*The request*
Show each line from the listing that includes the word "Анализировать".

*Data entries*
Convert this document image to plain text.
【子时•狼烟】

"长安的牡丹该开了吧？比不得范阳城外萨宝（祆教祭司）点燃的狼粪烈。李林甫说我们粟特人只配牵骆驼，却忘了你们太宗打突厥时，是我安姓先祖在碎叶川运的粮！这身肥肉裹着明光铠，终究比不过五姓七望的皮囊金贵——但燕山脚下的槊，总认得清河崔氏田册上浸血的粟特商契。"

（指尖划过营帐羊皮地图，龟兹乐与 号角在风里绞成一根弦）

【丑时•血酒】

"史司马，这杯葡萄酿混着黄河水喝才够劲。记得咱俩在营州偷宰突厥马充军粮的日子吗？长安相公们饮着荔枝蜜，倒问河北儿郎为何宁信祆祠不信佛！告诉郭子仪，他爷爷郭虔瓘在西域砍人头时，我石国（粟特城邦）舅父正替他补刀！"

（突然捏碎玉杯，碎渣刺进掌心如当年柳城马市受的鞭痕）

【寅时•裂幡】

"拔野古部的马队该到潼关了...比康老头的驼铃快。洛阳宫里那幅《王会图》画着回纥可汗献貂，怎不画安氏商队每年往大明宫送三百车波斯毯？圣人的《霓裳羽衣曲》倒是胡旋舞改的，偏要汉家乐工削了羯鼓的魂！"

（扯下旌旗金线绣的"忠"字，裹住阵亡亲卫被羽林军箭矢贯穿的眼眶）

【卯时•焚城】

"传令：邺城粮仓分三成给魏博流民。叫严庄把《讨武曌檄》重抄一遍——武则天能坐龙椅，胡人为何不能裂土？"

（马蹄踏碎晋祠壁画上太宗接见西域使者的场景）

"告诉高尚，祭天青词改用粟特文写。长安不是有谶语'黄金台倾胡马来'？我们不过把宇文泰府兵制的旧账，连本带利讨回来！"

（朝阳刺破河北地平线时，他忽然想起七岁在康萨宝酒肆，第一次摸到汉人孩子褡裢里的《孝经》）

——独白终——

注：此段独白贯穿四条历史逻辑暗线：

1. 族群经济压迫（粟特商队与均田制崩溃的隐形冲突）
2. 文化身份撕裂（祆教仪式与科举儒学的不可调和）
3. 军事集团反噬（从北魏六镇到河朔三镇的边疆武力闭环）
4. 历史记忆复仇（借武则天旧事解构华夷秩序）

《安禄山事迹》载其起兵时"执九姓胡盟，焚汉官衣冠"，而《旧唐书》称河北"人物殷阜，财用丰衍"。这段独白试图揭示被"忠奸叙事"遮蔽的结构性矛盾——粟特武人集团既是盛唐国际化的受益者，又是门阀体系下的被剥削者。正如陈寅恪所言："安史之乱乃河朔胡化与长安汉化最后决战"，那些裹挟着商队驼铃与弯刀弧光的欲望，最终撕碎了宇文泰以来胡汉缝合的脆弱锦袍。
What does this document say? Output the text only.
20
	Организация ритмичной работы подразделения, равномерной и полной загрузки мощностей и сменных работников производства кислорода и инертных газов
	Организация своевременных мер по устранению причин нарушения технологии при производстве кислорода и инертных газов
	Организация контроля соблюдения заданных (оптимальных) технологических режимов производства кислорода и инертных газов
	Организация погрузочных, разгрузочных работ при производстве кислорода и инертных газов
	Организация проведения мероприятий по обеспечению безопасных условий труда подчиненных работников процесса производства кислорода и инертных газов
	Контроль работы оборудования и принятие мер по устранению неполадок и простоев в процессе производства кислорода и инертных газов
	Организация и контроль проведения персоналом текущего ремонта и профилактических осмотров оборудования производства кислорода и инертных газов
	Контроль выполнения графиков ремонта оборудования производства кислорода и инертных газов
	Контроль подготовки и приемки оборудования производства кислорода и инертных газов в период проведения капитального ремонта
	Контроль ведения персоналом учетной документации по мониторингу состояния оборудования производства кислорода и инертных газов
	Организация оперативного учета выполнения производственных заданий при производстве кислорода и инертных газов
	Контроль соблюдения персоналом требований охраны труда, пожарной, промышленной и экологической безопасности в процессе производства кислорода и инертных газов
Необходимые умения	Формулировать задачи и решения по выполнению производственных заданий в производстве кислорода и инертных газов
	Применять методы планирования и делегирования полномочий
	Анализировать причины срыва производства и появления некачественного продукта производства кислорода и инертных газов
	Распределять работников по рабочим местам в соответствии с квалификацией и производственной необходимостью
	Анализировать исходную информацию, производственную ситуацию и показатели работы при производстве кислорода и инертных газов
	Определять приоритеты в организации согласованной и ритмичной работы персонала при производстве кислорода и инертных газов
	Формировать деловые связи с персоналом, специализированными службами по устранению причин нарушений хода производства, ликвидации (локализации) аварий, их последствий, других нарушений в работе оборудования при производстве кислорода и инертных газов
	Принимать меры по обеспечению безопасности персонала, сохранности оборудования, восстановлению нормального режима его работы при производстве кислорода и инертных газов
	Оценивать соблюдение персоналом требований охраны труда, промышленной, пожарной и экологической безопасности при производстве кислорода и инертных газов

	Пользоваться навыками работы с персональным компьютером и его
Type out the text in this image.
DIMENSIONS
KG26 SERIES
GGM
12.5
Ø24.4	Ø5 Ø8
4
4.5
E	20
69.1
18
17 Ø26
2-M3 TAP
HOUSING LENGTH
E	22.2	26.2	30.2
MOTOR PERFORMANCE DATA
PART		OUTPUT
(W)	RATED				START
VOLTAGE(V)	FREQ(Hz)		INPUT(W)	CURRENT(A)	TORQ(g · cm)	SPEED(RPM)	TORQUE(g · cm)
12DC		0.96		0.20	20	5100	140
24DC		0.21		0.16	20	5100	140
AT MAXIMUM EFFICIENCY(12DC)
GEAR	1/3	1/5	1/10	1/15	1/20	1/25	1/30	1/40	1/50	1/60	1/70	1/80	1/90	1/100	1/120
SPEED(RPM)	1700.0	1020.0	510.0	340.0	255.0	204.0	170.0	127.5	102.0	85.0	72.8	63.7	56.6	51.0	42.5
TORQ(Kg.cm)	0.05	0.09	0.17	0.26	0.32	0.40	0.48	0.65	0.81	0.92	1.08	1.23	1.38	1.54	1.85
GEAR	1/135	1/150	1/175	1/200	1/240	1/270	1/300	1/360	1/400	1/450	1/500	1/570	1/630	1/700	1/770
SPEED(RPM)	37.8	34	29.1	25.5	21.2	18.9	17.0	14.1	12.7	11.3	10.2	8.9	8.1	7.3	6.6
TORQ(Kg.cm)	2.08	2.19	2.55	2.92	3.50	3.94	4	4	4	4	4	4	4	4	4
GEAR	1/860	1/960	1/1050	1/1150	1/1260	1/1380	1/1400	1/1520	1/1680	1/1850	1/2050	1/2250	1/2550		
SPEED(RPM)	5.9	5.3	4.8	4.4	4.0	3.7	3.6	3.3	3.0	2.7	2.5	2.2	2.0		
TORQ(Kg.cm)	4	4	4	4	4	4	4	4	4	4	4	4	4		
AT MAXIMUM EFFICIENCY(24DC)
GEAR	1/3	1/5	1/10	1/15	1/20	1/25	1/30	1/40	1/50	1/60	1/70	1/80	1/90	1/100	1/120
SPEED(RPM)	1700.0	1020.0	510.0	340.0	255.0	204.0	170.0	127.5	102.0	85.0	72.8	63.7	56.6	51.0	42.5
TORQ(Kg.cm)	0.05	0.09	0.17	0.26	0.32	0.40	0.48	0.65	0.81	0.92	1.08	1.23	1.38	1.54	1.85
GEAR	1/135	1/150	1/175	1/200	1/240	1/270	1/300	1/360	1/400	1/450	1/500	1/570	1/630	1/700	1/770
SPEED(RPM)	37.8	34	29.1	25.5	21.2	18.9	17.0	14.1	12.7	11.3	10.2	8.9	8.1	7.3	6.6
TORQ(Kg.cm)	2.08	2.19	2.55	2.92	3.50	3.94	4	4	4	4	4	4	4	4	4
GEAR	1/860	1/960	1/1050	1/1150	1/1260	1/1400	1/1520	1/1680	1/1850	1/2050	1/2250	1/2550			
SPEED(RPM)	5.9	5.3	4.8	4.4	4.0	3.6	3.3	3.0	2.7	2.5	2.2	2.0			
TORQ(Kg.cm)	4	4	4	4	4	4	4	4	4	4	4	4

*Written answer*
	Анализировать причины срыва производства и появления некачественного продукта производства кислорода и инертных газов
	Анализировать исходную информацию, производственную ситуацию и показатели работы при производстве кислорода и инертных газов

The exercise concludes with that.